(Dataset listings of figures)
┌──

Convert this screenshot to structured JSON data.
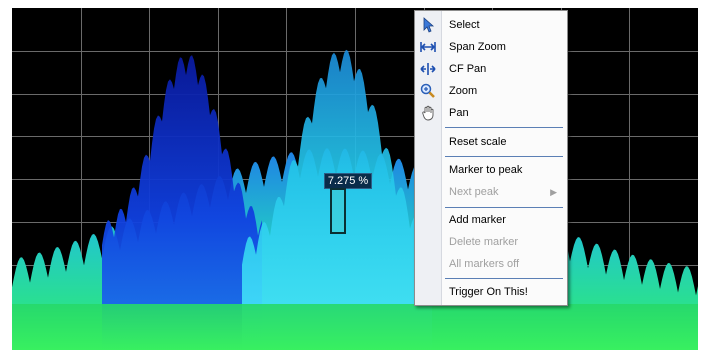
{
  "spectrum": {
    "marker_readout": "7.275 %"
  },
  "context_menu": {
    "groups": [
      [
        {
          "label": "Select",
          "icon": "arrow-cursor-icon",
          "enabled": true
        },
        {
          "label": "Span Zoom",
          "icon": "span-zoom-icon",
          "enabled": true
        },
        {
          "label": "CF Pan",
          "icon": "cf-pan-icon",
          "enabled": true
        },
        {
          "label": "Zoom",
          "icon": "magnifier-icon",
          "enabled": true
        },
        {
          "label": "Pan",
          "icon": "hand-icon",
          "enabled": true
        }
      ],
      [
        {
          "label": "Reset scale",
          "enabled": true
        }
      ],
      [
        {
          "label": "Marker to peak",
          "enabled": true
        },
        {
          "label": "Next peak",
          "enabled": false,
          "submenu": true
        }
      ],
      [
        {
          "label": "Add marker",
          "enabled": true
        },
        {
          "label": "Delete marker",
          "enabled": false
        },
        {
          "label": "All markers off",
          "enabled": false
        }
      ],
      [
        {
          "label": "Trigger On This!",
          "enabled": true
        }
      ]
    ]
  },
  "colors": {
    "spectrum_dark": "#0a22c8",
    "spectrum_cyan": "#22c8ee",
    "spectrum_green": "#26e86a",
    "grid": "#6a6a6a",
    "menu_separator": "#5b7fb5"
  }
}
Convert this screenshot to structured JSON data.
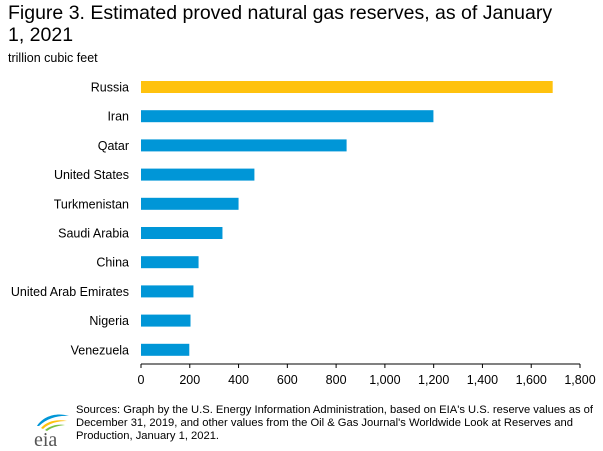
{
  "chart_data": {
    "type": "bar",
    "orientation": "horizontal",
    "title": "Figure 3. Estimated proved natural gas reserves, as of January 1, 2021",
    "unit_label": "trillion cubic feet",
    "categories": [
      "Russia",
      "Iran",
      "Qatar",
      "United States",
      "Turkmenistan",
      "Saudi Arabia",
      "China",
      "United Arab Emirates",
      "Nigeria",
      "Venezuela"
    ],
    "values": [
      1688,
      1199,
      843,
      465,
      400,
      334,
      236,
      215,
      203,
      198
    ],
    "highlight_category": "Russia",
    "xlim": [
      0,
      1800
    ],
    "xticks": [
      0,
      200,
      400,
      600,
      800,
      1000,
      1200,
      1400,
      1600,
      1800
    ],
    "xtick_labels": [
      "0",
      "200",
      "400",
      "600",
      "800",
      "1,000",
      "1,200",
      "1,400",
      "1,600",
      "1,800"
    ],
    "grid": false,
    "legend": "none"
  },
  "colors": {
    "bar": "#0096d7",
    "highlight": "#ffc20e",
    "axis": "#000000"
  },
  "logo": {
    "text": "eia"
  },
  "source": "Sources: Graph by the U.S. Energy Information Administration, based on EIA's U.S. reserve values as of December 31, 2019, and other values from the Oil & Gas Journal's Worldwide Look at Reserves and Production, January 1, 2021."
}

└──

> _WHAT YOU WILL DO_
Identify each line containing the string "values" and copy it out.

> _RESPONSE FOR THIS EXERCISE_
    "values": [
  "source": "Sources: Graph by the U.S. Energy Information Administration, based on EIA's U.S. reserve values as of December 31, 2019, and other values from the Oil & Gas Journal's Worldwide Look at Reserves and Production, January 1, 2021."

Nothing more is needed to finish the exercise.